> [TASKS TO PERFORM]
1) Answer these questions from the passage on the American left after Bernie Sanders's campaign:
(a) What two developments left Sanders with no path forward?
(b) Which movement was demobilized in part by Democratic electoral efforts?
(c) Which protest candidate is named as an exception to the pre-2016 left's disregard for electoral politics?
2) Does each statement agree with the passage on the American left after Bernie Sanders's campaign? Answer yes or no and quote the words that decide it.
(a) The Democratic Party has moved to the right since the 1970s.
(b) Before 2016, most of the American left embraced electoral politics.
(c) Sanders's defeat holds no potential value for the Left.
3) Carry on the passage about the American left after Bernie Sanders's campaign, starting after its last sentence.

> [PASSAGE SHOWN]
*-*-*

Bernie Sanders’s campaign for the presidency has come to an end. Between the dramatic impact of the party establishment’s post–South Carolina unification around Joe Biden and the coronavirus pandemic’s effective suspension of democracy, Sanders was left with no path forward and suspended his campaign.
Naturally, the new socialist left in the United States is now starting to think about what is to be done after Bernie. In this moment of uncertainty and reconsideration, there is going to be a strong temptation to retreat to the politics that were hegemonic on the Left before Sanders’s first run: anti-electoral movementism and the embrace of left politics as a subculture.
We need to resist this temptation. Even with Sanders out of the race, his defeat has the potential to be one of the most productive defeats the Left has endured in decades, if we learn the right lessons from it.
From Anarchism to Mass Politics
Before 2016, the bulk of the American left had little time for electoral politics outside of protest candidates like Ralph Nader. Stymied by both the United States’ uniquely undemocratic electoral institutions and the Democratic Party’s long march to the right since the 1970s, leftists saw electoral politics as a depoliticizing field that sapped energy from non-electoral movements.
To be sure, this picture wasn’t entirely inaccurate. The movement against the war in Iraq really was demobilized in part by Democratic electoral efforts. And when Dennis Kucinich is the standard-bearer for the Left in the primaries, it’s not hard to conclude that there is little of value to be had there.

*-*-*

Structured page-parsing data:
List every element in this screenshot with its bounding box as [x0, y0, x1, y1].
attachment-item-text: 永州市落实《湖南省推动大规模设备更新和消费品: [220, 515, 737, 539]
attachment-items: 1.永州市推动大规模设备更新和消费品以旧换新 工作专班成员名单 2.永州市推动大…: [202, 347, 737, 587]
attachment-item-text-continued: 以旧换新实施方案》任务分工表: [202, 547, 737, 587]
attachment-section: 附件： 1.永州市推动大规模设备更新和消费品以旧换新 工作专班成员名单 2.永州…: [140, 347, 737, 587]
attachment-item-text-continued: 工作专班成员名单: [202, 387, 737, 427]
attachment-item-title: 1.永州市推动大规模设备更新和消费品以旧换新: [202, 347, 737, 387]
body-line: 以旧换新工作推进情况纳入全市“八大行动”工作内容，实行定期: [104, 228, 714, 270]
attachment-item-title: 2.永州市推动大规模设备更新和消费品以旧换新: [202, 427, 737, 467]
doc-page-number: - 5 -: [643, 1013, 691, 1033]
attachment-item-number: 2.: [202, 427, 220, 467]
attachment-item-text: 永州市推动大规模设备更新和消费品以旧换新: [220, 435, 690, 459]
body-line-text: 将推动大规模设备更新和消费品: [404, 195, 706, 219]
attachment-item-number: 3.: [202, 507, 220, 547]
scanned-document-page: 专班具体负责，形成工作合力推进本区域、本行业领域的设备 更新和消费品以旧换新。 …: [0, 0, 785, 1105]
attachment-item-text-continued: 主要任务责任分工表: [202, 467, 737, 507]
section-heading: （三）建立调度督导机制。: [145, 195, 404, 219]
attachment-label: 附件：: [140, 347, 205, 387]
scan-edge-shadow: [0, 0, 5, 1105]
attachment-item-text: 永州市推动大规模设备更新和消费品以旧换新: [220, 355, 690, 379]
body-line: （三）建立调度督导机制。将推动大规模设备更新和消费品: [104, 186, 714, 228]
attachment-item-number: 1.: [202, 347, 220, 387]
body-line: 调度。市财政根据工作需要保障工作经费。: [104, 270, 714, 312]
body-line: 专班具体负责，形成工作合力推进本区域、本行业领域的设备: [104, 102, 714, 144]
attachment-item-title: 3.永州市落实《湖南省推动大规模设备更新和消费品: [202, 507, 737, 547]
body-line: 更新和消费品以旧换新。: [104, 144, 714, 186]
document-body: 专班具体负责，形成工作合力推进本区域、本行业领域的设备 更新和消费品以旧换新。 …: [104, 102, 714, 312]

*-*-*

> [ANSWERS BY TASK]
1)
(a) The party establishment's post–South Carolina unification around Joe Biden and the coronavirus pandemic's effective suspension of democracy.
(b) The movement against the war in Iraq.
(c) Ralph Nader.

2)
(a) Yes: "the Democratic Party’s long march to the right since the 1970s"
(b) No: "the bulk of the American left had little time for electoral politics outside of protest candidates like Ralph Nader"
(c) No: "his defeat has the potential to be one of the most productive defeats the Left has endured in decades"

3)
At the same time, however, this stance has had real costs for the Left. The embrace of social movements as an alternative to electoral politics allowed the Left to cultivate an embrace of marginality that it has yet to shed completely. This trend expressed itself most strongly in the anarchist moment of the late 1990s and early 2000s, as forms of lifestyle politics from co-ops to dumpster diving were consciously advanced as left strategy. Occupy also gave voice to this trend, as anyone who remembers hours-long meetings about drum circles can attest to.
These were forms of politics that were actively hostile to the involvement of people who didn’t share a very narrow cultural horizon. Social movements, like the antiwar movement or Black Lives Matter, broke out of this narrowness and attempted to mobilize people on a mass scale. But their mobilizations were sporadic and short-lived. Without institutions capable of sustaining and directing mass mobilization, the movements inevitably faded. As they contracted, anxieties over their failure often drove their remaining participants back into an embrace of marginality.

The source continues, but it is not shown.